[Records for processing]
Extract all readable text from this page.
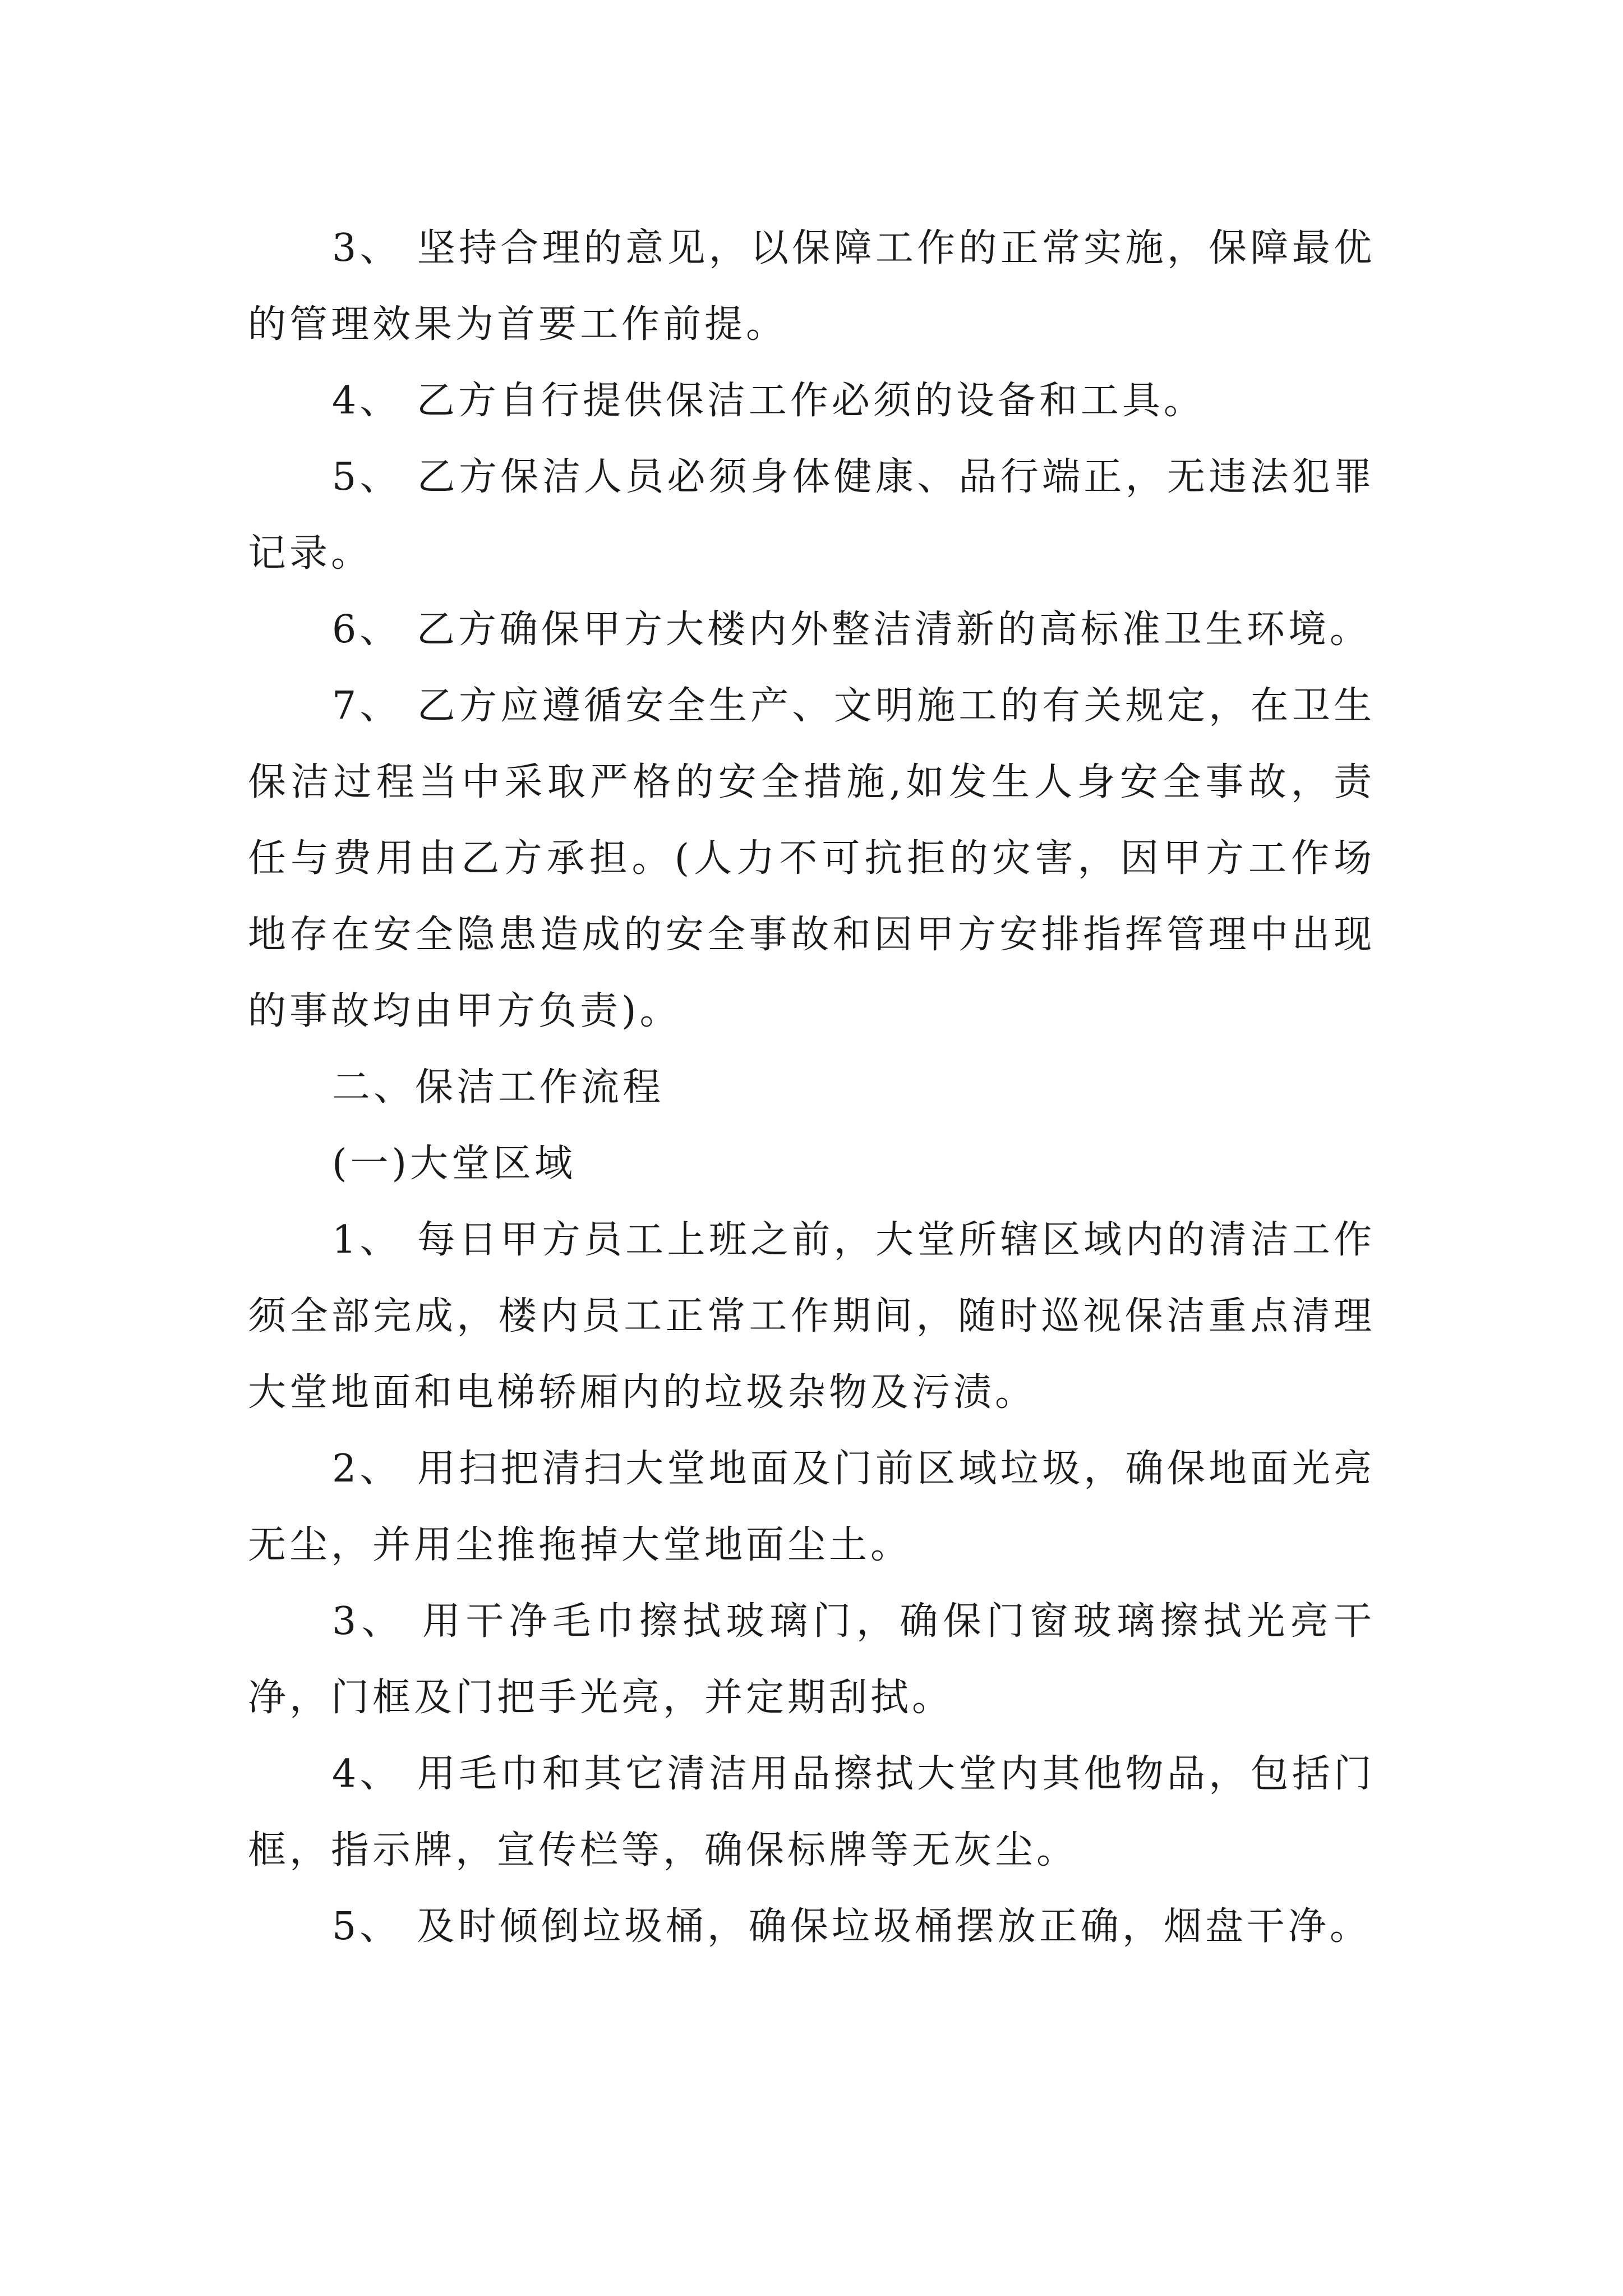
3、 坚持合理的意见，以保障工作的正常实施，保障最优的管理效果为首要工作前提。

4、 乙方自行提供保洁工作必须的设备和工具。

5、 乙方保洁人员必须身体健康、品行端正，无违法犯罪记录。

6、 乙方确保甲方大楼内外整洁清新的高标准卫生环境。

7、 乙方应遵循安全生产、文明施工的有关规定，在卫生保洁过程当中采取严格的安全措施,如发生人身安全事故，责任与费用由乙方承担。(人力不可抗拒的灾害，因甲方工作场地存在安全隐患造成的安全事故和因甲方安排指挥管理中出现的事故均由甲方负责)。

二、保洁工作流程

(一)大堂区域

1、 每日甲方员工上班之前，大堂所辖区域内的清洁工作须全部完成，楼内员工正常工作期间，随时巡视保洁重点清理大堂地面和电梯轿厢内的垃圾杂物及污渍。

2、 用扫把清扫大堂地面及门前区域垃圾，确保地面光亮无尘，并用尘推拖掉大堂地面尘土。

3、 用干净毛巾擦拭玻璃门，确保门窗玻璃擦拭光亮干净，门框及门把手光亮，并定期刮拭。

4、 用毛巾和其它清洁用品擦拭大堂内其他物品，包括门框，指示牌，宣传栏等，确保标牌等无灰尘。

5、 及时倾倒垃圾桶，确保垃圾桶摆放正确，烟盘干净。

* * *

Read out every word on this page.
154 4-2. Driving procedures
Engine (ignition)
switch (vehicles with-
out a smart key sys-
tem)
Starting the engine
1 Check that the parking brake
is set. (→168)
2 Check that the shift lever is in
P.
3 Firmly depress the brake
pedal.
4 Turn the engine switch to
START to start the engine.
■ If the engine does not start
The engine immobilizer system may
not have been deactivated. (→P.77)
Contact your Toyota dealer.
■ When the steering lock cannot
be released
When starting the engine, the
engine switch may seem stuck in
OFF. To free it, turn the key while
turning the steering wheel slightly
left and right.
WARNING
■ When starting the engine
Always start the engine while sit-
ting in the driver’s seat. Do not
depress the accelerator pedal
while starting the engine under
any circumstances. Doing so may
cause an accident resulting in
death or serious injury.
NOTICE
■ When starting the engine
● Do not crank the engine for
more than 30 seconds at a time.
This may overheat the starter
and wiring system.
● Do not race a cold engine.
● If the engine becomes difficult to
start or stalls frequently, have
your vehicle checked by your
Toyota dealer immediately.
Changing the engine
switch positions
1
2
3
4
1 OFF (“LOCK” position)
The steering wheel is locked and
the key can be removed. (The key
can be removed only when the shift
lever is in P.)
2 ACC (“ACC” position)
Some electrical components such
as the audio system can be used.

[Exercise directions]
In the material above, find the lines that contain "brake" and show them.

[Solution below]
1 Check that the parking brake
3 Firmly depress the brake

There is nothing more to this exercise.